■ Exercise requirements ■
Write out all the data again, exactly as it stands.

::::

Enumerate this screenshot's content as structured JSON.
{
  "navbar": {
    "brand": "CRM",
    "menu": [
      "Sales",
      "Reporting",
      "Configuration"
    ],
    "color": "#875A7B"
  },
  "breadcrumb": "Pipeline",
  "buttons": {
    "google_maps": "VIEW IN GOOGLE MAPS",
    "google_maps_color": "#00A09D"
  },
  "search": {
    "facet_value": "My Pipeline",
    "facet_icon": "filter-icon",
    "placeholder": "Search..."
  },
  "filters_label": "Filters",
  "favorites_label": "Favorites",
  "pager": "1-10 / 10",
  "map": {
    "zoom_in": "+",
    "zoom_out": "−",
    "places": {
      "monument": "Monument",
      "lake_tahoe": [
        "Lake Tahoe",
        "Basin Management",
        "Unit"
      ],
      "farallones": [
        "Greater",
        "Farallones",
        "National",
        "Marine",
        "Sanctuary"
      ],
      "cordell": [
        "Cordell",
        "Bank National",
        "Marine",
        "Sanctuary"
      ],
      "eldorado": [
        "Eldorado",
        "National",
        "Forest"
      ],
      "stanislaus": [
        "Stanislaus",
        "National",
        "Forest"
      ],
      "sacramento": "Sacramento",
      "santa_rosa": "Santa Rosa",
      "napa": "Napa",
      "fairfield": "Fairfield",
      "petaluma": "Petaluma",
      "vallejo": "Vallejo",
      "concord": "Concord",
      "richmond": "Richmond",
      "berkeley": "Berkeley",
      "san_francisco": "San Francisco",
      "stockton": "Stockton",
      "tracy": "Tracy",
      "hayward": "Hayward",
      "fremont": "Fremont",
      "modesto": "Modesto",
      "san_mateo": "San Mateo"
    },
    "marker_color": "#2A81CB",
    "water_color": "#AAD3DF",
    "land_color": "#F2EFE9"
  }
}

::::

■ Answer to the task ■
Enumerate this screenshot's content as structured JSON.
{
  "navbar": {
    "brand": "CRM",
    "menu": [
      "Sales",
      "Reporting",
      "Configuration"
    ],
    "color": "#875A7B"
  },
  "breadcrumb": "Pipeline",
  "buttons": {
    "google_maps": "VIEW IN GOOGLE MAPS",
    "google_maps_color": "#00A09D"
  },
  "search": {
    "facet_value": "My Pipeline",
    "facet_icon": "filter-icon",
    "placeholder": "Search..."
  },
  "filters_label": "Filters",
  "favorites_label": "Favorites",
  "pager": "1-10 / 10",
  "map": {
    "zoom_in": "+",
    "zoom_out": "−",
    "places": {
      "monument": "Monument",
      "lake_tahoe": [
        "Lake Tahoe",
        "Basin Management",
        "Unit"
      ],
      "farallones": [
        "Greater",
        "Farallones",
        "National",
        "Marine",
        "Sanctuary"
      ],
      "cordell": [
        "Cordell",
        "Bank National",
        "Marine",
        "Sanctuary"
      ],
      "eldorado": [
        "Eldorado",
        "National",
        "Forest"
      ],
      "stanislaus": [
        "Stanislaus",
        "National",
        "Forest"
      ],
      "sacramento": "Sacramento",
      "santa_rosa": "Santa Rosa",
      "napa": "Napa",
      "fairfield": "Fairfield",
      "petaluma": "Petaluma",
      "vallejo": "Vallejo",
      "concord": "Concord",
      "richmond": "Richmond",
      "berkeley": "Berkeley",
      "san_francisco": "San Francisco",
      "stockton": "Stockton",
      "tracy": "Tracy",
      "hayward": "Hayward",
      "fremont": "Fremont",
      "modesto": "Modesto",
      "san_mateo": "San Mateo"
    },
    "marker_color": "#2A81CB",
    "water_color": "#AAD3DF",
    "land_color": "#F2EFE9"
  }
}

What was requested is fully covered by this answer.